課題 1 —
歌声サロンの記事をもとに、次の問いに答えてください。
(a) 「歌声サロン」はいつから始まりましたか。
(b) 特別企画の日に集まった参加者は何名でしたか。
(c) 本格コーヒーを提供するために招かれたのは誰ですか。
課題 2 —
次の各文が歌声サロンの記事の内容と合っているかどうかを答え、判断の根拠となる記事の語句をそのまま引用してください。
(a) 特別企画の日は晴天だった。
(b) ピアノを担当しているのは田村聡子さんである。
(c) 特別企画は今年度最初のサロンで開催された。
課題 3 — 歌声サロンの記事にある「あいにくの雨降りにも関わらず、45名の参加者が集まって会場は熱気に満ちています。」という文を英語に訳してください。
··· 提供抜粋 ···
お知らせ

泉中央南「歌声サロン」_3月

2017.3.14

仙台市泉区の復興公営住宅で2015年10月から「歌声サロン」を始めました。
復興センターでは音楽家をコーディネートし、泉中央南町内会と
泉区まちづくり推進課と協働してこのサロンを運営しています。

「歌声サロン」の音楽リーダーを務めているメゾソプラノ後藤優子さんとピアノ田村聡子さんから「いつもみなさんにお世話になっているので、お礼のコンサートをしたいです」との提案がありました。今年度最後のサロンで特別企画「ホワイトデー☆スペシャルコンサート」を開催することにしました。
あいにくの雨降りにも関わらず、45名の参加者が集まって会場は熱気に満ちています。せっかくの特別企画なので、本格コーヒーを提供すべく、いつも田子西市営住宅「うたカフェ」でお世話になっているコーヒ専門店のマスター西垣さんをお招きしました。やって来る人たちがみな「わぁ、いい匂いだこと!」と驚きの声を上げました。作戦成功ですね。「うれしいわぁ」と、多くの人が自家焙煎のブレンドコーヒーを味わっていました。或る人が「私、前にみなし仮設に居たとき、市民センターで西垣さんのコーヒー講座に参加したのよ!」と言い、西垣さんは「そうでしたか!」と偶然の再会を喜んでいました。巡りめぐってこういうこともあるんですね。
··· 提供データ ···
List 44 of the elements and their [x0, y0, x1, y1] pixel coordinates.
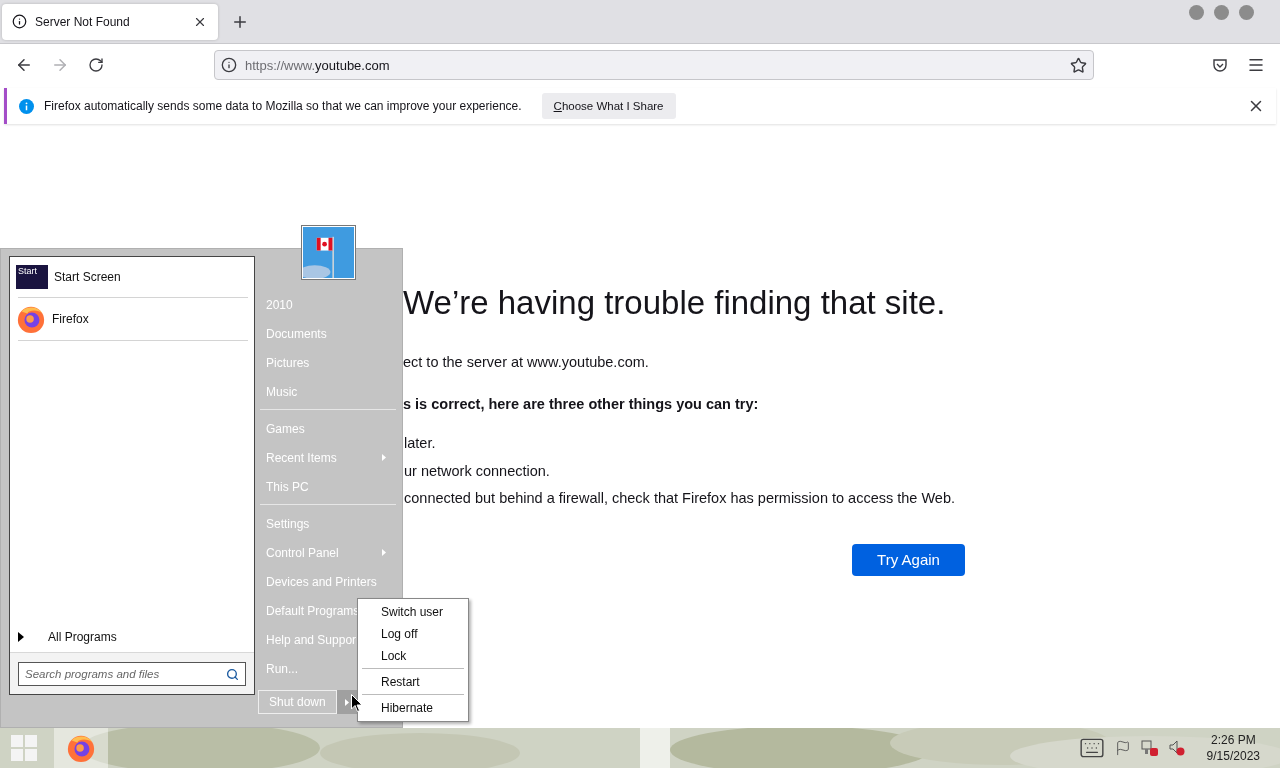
···
正答 1 —
(a) 2015年10月から
(b) 45名
(c) 西垣さん

正答 2 —
(a) いいえ。「あいにくの雨降りにも関わらず」
(b) はい。「ピアノ田村聡子さん」
(c) いいえ。「今年度最後のサロンで」

正答 3 — Despite the unfortunate rain, 45 participants have gathered, and the venue is filled with enthusiasm.